### [What this task involves]
Only a number is wanted: how many lines in these records contain the word "Quantity"?
##### Entries #####
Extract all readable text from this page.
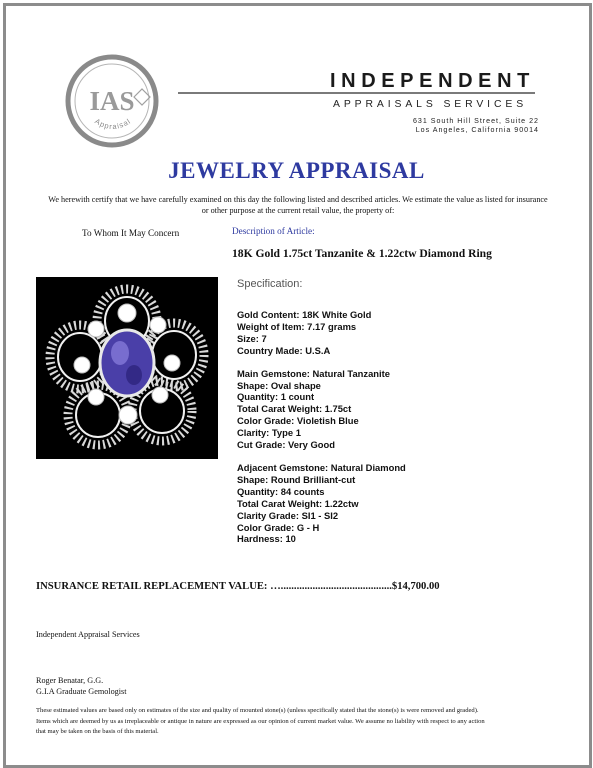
IAS
Appraisal
INDEPENDENT
APPRAISALS SERVICES
631 South Hill Street, Suite 22
Los Angeles, California 90014
JEWELRY APPRAISAL
We herewith certify that we have carefully examined on this day the following listed and described articles. We estimate the value as listed for insurance or other purpose at the current retail value, the property of:
To Whom It May Concern	Description of Article:
18K Gold 1.75ct Tanzanite & 1.22ctw Diamond Ring
Specification:
Gold Content: 18K White Gold
Weight of Item: 7.17 grams
Size: 7
Country Made: U.S.A
Main Gemstone: Natural Tanzanite
Shape: Oval shape
Quantity: 1 count
Total Carat Weight: 1.75ct
Color Grade: Violetish Blue
Clarity: Type 1
Cut Grade: Very Good
Adjacent Gemstone: Natural Diamond
Shape: Round Brilliant-cut
Quantity: 84 counts
Total Carat Weight: 1.22ctw
Clarity Grade: SI1 - SI2
Color Grade: G - H
Hardness: 10
INSURANCE RETAIL REPLACEMENT VALUE: …..........................................$14,700.00
Independent Appraisal Services
Roger Benatar, G.G.
G.I.A Graduate Gemologist
These estimated values are based only on estimates of the size and quality of mounted stone(s) (unless specifically stated that the stone(s) is were removed and graded). Items which are deemed by us as irreplaceable or antique in nature are expressed as our opinion of current market value. We assume no liability with respect to any action that may be taken on the basis of this material.
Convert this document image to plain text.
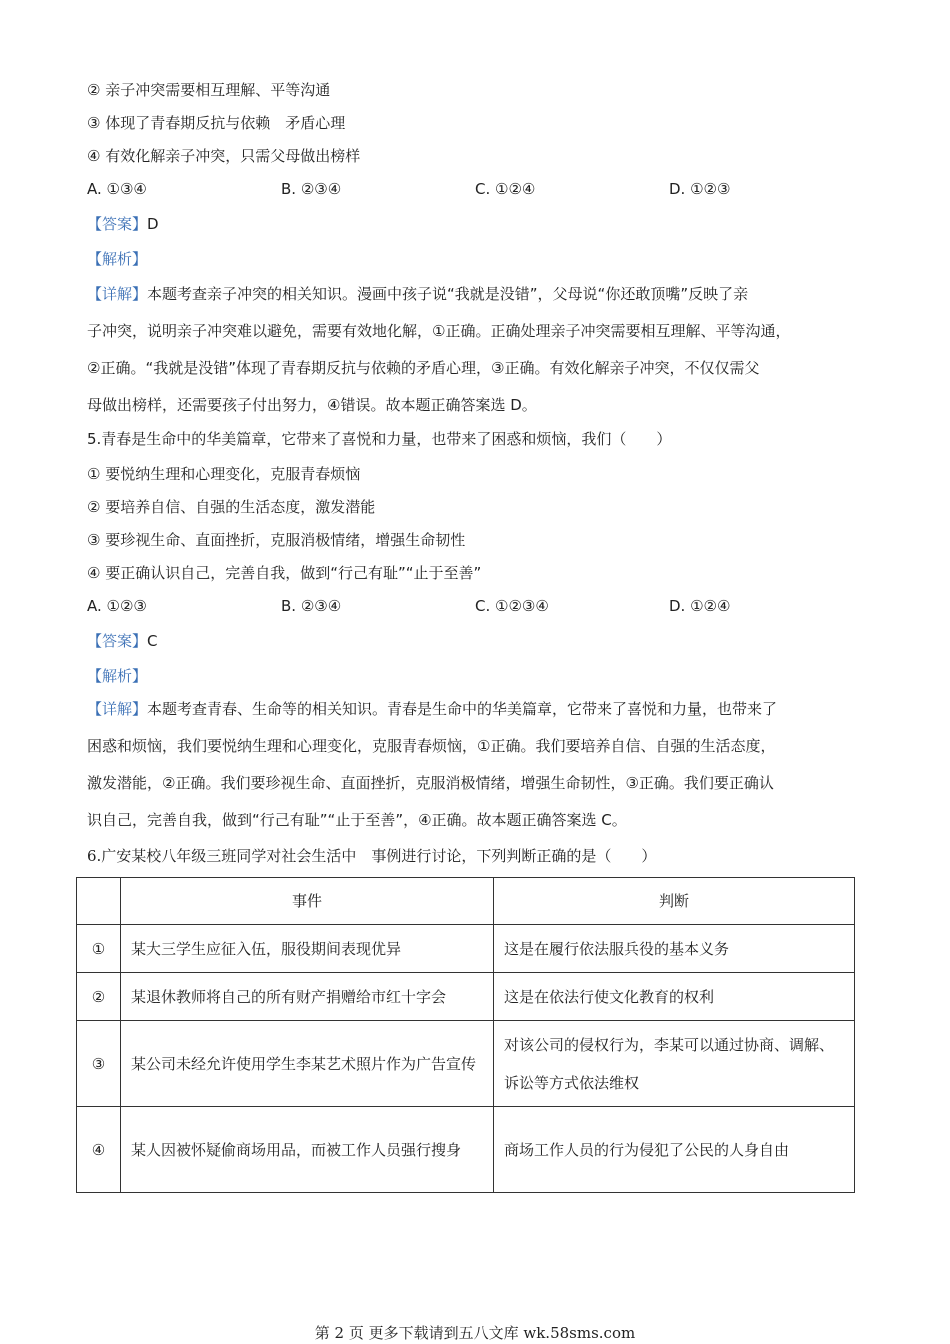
② 亲子冲突需要相互理解、平等沟通
③ 体现了青春期反抗与依赖　矛盾心理
④ 有效化解亲子冲突，只需父母做出榜样
A. ①③④	B. ②③④	C. ①②④	D. ①②③
【答案】D
【解析】
【详解】本题考查亲子冲突的相关知识。漫画中孩子说“我就是没错”，父母说“你还敢顶嘴”反映了亲
子冲突，说明亲子冲突难以避免，需要有效地化解，①正确。正确处理亲子冲突需要相互理解、平等沟通，
②正确。“我就是没错”体现了青春期反抗与依赖的矛盾心理，③正确。有效化解亲子冲突，不仅仅需父
母做出榜样，还需要孩子付出努力，④错误。故本题正确答案选 D。
5.青春是生命中的华美篇章，它带来了喜悦和力量，也带来了困惑和烦恼，我们（　　）
① 要悦纳生理和心理变化，克服青春烦恼
② 要培养自信、自强的生活态度，激发潜能
③ 要珍视生命、直面挫折，克服消极情绪，增强生命韧性
④ 要正确认识自己，完善自我，做到“行己有耻”“止于至善”
A. ①②③	B. ②③④	C. ①②③④	D. ①②④
【答案】C
【解析】
【详解】本题考查青春、生命等的相关知识。青春是生命中的华美篇章，它带来了喜悦和力量，也带来了
困惑和烦恼，我们要悦纳生理和心理变化，克服青春烦恼，①正确。我们要培养自信、自强的生活态度，
激发潜能，②正确。我们要珍视生命、直面挫折，克服消极情绪，增强生命韧性，③正确。我们要正确认
识自己，完善自我，做到“行己有耻”“止于至善”，④正确。故本题正确答案选 C。
6.广安某校八年级三班同学对社会生活中　事例进行讨论，下列判断正确的是（　　）
	事件	判断
①	某大三学生应征入伍，服役期间表现优异	这是在履行依法服兵役的基本义务
②	某退休教师将自己的所有财产捐赠给市红十字会	这是在依法行使文化教育的权利
③	某公司未经允许使用学生李某艺术照片作为广告宣传	对该公司的侵权行为，李某可以通过协商、调解、诉讼等方式依法维权
④	某人因被怀疑偷商场用品，而被工作人员强行搜身	商场工作人员的行为侵犯了公民的人身自由
第 2 页 更多下载请到五八文库 wk.58sms.com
#####
### [Correct output]
2